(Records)
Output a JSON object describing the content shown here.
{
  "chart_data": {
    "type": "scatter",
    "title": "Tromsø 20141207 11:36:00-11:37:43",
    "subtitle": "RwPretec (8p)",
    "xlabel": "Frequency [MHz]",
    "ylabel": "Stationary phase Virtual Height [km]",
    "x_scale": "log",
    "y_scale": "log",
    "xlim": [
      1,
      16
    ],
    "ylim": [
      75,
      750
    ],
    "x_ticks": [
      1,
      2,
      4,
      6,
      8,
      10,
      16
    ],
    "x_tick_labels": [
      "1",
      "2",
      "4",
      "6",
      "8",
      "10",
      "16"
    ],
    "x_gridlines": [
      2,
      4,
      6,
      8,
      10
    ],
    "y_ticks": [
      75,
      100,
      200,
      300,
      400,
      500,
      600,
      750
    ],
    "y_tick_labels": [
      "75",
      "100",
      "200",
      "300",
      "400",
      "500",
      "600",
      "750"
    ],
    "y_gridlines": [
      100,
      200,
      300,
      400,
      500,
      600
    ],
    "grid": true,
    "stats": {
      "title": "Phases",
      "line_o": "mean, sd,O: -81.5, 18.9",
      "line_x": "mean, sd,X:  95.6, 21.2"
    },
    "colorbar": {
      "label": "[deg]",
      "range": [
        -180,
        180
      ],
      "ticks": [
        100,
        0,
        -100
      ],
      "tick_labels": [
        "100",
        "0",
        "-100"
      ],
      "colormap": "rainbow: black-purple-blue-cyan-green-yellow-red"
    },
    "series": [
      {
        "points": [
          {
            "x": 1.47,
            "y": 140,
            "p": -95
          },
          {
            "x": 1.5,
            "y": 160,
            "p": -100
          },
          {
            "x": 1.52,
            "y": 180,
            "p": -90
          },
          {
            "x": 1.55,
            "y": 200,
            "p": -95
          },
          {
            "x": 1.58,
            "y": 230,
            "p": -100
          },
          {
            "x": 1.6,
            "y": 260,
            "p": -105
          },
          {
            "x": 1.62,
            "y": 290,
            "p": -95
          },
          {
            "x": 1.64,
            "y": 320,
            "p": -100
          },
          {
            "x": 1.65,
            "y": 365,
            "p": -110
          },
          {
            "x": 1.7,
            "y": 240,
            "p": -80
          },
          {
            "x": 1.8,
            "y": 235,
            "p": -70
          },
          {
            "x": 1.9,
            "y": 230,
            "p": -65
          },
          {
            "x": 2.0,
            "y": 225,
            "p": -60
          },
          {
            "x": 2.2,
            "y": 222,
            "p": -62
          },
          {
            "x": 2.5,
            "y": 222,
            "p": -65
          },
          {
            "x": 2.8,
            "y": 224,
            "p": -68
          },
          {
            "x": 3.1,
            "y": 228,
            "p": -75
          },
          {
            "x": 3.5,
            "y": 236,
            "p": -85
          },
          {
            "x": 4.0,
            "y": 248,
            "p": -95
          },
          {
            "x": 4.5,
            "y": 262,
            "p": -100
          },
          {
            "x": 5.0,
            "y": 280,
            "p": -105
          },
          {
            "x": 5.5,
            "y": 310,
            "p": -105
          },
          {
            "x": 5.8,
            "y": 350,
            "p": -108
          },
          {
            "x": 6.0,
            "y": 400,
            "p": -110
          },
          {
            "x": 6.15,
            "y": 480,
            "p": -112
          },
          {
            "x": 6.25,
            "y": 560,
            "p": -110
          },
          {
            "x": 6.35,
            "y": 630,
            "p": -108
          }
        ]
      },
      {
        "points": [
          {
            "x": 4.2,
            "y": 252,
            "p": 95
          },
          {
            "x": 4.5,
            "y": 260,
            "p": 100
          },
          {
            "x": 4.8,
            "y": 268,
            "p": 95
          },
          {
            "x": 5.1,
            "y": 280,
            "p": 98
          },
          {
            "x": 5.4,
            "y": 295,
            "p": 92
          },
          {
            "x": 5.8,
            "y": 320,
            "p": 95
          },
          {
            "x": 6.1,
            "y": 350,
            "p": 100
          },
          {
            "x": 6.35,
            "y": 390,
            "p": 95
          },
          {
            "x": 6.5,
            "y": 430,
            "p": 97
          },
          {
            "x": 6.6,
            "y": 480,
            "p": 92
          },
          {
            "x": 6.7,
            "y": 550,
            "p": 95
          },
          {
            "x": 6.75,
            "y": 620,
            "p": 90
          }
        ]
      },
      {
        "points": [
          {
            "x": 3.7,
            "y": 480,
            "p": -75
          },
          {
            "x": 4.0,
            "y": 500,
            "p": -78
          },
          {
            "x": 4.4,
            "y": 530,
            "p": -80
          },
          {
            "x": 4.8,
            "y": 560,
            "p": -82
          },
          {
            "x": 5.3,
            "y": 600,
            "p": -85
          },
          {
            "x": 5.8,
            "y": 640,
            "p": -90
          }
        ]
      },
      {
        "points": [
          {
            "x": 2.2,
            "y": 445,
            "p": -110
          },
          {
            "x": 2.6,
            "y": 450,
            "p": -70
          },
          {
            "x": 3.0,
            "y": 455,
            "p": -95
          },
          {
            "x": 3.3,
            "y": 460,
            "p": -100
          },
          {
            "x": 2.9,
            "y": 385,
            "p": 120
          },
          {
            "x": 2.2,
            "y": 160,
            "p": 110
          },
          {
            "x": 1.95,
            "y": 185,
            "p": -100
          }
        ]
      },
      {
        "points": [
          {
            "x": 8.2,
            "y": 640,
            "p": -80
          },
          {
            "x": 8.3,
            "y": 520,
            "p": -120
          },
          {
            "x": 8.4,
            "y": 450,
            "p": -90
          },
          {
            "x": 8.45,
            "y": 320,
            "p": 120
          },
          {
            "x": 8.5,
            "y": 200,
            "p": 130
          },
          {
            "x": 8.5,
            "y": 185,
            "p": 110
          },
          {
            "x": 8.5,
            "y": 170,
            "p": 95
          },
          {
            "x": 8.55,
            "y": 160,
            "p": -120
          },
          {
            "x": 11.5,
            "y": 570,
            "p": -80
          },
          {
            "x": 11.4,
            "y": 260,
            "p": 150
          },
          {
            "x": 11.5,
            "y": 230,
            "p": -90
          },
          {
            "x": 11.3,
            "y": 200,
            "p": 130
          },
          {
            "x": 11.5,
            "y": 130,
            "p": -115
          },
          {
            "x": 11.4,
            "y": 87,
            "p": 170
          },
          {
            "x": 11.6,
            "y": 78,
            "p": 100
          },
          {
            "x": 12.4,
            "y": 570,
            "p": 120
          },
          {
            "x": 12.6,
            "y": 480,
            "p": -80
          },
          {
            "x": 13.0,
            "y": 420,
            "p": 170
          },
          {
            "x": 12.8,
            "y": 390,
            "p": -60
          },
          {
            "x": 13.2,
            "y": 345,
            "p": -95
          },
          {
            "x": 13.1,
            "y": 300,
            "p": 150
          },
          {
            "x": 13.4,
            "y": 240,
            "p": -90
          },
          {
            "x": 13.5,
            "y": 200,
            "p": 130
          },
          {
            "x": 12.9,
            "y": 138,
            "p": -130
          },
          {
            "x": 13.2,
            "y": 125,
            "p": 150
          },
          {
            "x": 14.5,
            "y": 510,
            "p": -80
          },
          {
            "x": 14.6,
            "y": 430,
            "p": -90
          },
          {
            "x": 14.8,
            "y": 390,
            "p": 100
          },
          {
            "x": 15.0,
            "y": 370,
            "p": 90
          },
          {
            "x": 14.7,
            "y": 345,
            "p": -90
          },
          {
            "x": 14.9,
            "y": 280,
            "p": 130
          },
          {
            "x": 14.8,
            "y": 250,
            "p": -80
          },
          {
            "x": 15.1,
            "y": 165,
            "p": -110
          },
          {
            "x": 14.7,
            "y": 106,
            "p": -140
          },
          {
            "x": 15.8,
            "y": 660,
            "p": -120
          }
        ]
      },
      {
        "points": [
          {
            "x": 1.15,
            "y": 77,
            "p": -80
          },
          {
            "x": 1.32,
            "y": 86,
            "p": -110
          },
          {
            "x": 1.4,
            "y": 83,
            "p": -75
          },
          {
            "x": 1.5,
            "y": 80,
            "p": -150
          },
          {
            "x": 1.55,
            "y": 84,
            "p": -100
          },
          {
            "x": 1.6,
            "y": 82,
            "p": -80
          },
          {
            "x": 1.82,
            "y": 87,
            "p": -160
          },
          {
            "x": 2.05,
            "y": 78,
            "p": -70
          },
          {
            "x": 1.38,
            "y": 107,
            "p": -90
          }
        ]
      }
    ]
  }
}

:: Directive ::
In the entries above, some lines may contain the string "mean"; report how many, without additional comment.

:: Answer ::
2